## BRIEF
Wherever a line holds the word "DESPESAS", copy that line out.

## ENTRIES PROVIDED
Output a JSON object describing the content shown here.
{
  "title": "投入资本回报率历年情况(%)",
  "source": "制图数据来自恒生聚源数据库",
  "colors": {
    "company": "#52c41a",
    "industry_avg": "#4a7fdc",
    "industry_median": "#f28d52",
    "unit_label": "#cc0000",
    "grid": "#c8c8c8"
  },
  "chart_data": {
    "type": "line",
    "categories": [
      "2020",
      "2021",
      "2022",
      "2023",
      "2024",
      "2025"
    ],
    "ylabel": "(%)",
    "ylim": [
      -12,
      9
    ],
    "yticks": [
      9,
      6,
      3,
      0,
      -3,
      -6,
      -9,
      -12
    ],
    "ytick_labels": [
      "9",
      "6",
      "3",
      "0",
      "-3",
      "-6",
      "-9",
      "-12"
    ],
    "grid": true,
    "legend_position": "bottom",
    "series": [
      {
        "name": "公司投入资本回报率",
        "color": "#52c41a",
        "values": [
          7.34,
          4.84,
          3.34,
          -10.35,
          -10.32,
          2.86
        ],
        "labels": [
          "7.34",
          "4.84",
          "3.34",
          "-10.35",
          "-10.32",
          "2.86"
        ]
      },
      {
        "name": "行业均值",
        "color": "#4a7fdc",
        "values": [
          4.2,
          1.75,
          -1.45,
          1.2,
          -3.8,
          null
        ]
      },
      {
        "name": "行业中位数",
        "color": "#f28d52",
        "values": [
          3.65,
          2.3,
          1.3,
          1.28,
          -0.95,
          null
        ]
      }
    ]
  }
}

...

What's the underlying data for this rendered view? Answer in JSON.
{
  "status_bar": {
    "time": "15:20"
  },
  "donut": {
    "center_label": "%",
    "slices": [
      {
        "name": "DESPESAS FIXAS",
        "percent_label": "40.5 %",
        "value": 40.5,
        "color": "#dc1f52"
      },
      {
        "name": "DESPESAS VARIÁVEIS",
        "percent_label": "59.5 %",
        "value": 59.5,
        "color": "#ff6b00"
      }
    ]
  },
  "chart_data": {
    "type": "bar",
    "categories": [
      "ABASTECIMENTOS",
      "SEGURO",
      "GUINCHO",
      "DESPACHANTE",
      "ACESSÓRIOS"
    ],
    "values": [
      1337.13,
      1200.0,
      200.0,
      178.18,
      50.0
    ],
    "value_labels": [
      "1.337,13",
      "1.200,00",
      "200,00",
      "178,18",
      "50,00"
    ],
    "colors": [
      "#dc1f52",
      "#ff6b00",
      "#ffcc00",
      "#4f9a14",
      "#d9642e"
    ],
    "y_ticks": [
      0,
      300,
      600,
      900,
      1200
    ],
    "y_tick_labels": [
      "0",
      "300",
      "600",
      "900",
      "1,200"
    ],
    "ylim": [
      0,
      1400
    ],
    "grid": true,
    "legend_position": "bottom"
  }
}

==

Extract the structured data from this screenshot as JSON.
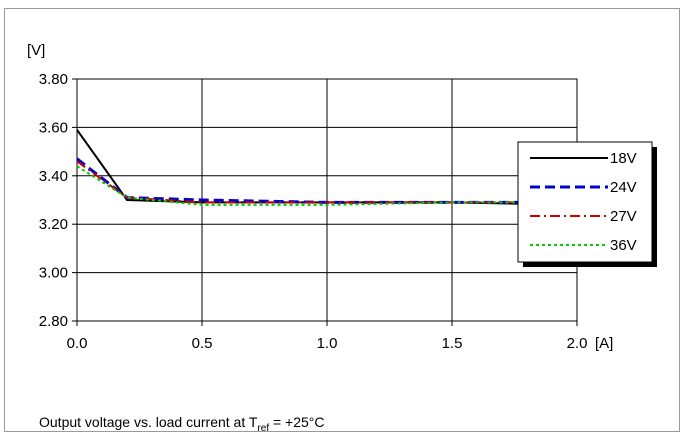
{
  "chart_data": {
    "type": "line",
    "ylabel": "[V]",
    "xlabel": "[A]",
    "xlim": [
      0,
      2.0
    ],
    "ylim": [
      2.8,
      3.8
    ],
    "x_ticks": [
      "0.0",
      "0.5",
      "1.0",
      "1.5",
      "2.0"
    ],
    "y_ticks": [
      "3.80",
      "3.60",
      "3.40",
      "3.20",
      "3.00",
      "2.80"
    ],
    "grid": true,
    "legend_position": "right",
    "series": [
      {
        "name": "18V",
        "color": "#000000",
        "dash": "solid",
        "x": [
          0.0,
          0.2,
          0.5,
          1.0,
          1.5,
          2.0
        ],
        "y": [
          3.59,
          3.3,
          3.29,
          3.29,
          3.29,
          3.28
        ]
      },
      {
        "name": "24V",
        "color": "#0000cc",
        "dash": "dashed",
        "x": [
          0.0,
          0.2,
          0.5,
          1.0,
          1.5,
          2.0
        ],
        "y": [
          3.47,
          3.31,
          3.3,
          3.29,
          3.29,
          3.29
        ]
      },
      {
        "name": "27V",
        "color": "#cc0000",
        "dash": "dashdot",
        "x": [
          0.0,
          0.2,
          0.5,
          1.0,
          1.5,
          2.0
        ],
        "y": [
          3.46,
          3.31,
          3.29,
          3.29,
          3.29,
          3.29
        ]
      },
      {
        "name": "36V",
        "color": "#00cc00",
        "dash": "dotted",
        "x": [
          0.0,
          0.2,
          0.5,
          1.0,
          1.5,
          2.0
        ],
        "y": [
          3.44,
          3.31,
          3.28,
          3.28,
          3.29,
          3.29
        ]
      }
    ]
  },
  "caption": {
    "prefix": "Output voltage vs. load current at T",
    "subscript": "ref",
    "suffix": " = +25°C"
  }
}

## EXPECTED ANSWER
        "name": "DESPESAS FIXAS",
        "name": "DESPESAS VARIÁVEIS",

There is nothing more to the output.